#### YOUR INSTRUCTIONS
Repeat every line of the material, character for character.
===== RECORDS FOR THIS EXERCISE =====
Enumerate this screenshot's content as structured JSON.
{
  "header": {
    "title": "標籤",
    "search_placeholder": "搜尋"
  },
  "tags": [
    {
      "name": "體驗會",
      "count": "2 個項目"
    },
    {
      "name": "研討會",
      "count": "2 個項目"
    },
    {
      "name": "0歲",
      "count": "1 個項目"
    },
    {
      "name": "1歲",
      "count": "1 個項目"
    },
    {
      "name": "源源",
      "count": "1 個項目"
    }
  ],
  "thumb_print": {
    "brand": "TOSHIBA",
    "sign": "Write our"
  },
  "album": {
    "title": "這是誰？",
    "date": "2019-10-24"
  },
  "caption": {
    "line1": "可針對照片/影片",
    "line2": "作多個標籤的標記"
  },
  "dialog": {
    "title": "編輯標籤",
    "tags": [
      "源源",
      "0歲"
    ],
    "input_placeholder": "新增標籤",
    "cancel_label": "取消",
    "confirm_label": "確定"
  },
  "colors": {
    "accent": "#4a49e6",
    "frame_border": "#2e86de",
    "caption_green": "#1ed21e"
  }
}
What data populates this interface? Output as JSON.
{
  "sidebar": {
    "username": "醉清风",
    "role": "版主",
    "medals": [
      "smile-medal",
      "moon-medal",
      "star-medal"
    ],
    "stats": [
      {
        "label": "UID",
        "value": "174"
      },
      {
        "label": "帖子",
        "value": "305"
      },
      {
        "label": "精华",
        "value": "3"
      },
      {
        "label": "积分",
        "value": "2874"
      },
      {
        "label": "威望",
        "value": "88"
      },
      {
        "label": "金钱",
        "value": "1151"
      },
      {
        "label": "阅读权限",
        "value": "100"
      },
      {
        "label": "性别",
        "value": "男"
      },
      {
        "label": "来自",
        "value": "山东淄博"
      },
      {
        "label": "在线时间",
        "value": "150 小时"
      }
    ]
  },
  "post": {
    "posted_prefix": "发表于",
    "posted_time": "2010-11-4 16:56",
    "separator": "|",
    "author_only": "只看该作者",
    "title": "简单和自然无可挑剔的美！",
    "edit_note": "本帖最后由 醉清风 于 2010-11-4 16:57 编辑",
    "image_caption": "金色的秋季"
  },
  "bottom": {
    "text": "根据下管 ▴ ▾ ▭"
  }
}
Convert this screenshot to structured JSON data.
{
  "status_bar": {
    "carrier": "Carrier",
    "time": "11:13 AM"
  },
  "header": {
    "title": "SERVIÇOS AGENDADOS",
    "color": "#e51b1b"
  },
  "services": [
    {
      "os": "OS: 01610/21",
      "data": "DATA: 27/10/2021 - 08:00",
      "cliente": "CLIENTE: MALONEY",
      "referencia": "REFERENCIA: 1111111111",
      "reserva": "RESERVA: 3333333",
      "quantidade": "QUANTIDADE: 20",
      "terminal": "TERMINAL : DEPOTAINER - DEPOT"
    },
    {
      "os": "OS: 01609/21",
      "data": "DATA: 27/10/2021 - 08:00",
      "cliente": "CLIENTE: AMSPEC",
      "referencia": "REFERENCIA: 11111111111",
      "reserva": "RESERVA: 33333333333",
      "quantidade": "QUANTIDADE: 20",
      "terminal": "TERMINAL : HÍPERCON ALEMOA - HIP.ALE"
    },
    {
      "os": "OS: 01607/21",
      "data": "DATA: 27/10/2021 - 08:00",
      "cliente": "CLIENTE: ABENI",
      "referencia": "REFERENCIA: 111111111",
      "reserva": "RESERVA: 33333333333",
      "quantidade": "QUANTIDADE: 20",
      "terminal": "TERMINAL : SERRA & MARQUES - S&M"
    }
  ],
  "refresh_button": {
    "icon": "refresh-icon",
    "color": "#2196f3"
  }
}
=====
#### RIGHT ANSWER
Enumerate this screenshot's content as structured JSON.
{
  "header": {
    "title": "標籤",
    "search_placeholder": "搜尋"
  },
  "tags": [
    {
      "name": "體驗會",
      "count": "2 個項目"
    },
    {
      "name": "研討會",
      "count": "2 個項目"
    },
    {
      "name": "0歲",
      "count": "1 個項目"
    },
    {
      "name": "1歲",
      "count": "1 個項目"
    },
    {
      "name": "源源",
      "count": "1 個項目"
    }
  ],
  "thumb_print": {
    "brand": "TOSHIBA",
    "sign": "Write our"
  },
  "album": {
    "title": "這是誰？",
    "date": "2019-10-24"
  },
  "caption": {
    "line1": "可針對照片/影片",
    "line2": "作多個標籤的標記"
  },
  "dialog": {
    "title": "編輯標籤",
    "tags": [
      "源源",
      "0歲"
    ],
    "input_placeholder": "新增標籤",
    "cancel_label": "取消",
    "confirm_label": "確定"
  },
  "colors": {
    "accent": "#4a49e6",
    "frame_border": "#2e86de",
    "caption_green": "#1ed21e"
  }
}
What data populates this interface? Output as JSON.
{
  "sidebar": {
    "username": "醉清风",
    "role": "版主",
    "medals": [
      "smile-medal",
      "moon-medal",
      "star-medal"
    ],
    "stats": [
      {
        "label": "UID",
        "value": "174"
      },
      {
        "label": "帖子",
        "value": "305"
      },
      {
        "label": "精华",
        "value": "3"
      },
      {
        "label": "积分",
        "value": "2874"
      },
      {
        "label": "威望",
        "value": "88"
      },
      {
        "label": "金钱",
        "value": "1151"
      },
      {
        "label": "阅读权限",
        "value": "100"
      },
      {
        "label": "性别",
        "value": "男"
      },
      {
        "label": "来自",
        "value": "山东淄博"
      },
      {
        "label": "在线时间",
        "value": "150 小时"
      }
    ]
  },
  "post": {
    "posted_prefix": "发表于",
    "posted_time": "2010-11-4 16:56",
    "separator": "|",
    "author_only": "只看该作者",
    "title": "简单和自然无可挑剔的美！",
    "edit_note": "本帖最后由 醉清风 于 2010-11-4 16:57 编辑",
    "image_caption": "金色的秋季"
  },
  "bottom": {
    "text": "根据下管 ▴ ▾ ▭"
  }
}
Convert this screenshot to structured JSON data.
{
  "status_bar": {
    "carrier": "Carrier",
    "time": "11:13 AM"
  },
  "header": {
    "title": "SERVIÇOS AGENDADOS",
    "color": "#e51b1b"
  },
  "services": [
    {
      "os": "OS: 01610/21",
      "data": "DATA: 27/10/2021 - 08:00",
      "cliente": "CLIENTE: MALONEY",
      "referencia": "REFERENCIA: 1111111111",
      "reserva": "RESERVA: 3333333",
      "quantidade": "QUANTIDADE: 20",
      "terminal": "TERMINAL : DEPOTAINER - DEPOT"
    },
    {
      "os": "OS: 01609/21",
      "data": "DATA: 27/10/2021 - 08:00",
      "cliente": "CLIENTE: AMSPEC",
      "referencia": "REFERENCIA: 11111111111",
      "reserva": "RESERVA: 33333333333",
      "quantidade": "QUANTIDADE: 20",
      "terminal": "TERMINAL : HÍPERCON ALEMOA - HIP.ALE"
    },
    {
      "os": "OS: 01607/21",
      "data": "DATA: 27/10/2021 - 08:00",
      "cliente": "CLIENTE: ABENI",
      "referencia": "REFERENCIA: 111111111",
      "reserva": "RESERVA: 33333333333",
      "quantidade": "QUANTIDADE: 20",
      "terminal": "TERMINAL : SERRA & MARQUES - S&M"
    }
  ],
  "refresh_button": {
    "icon": "refresh-icon",
    "color": "#2196f3"
  }
}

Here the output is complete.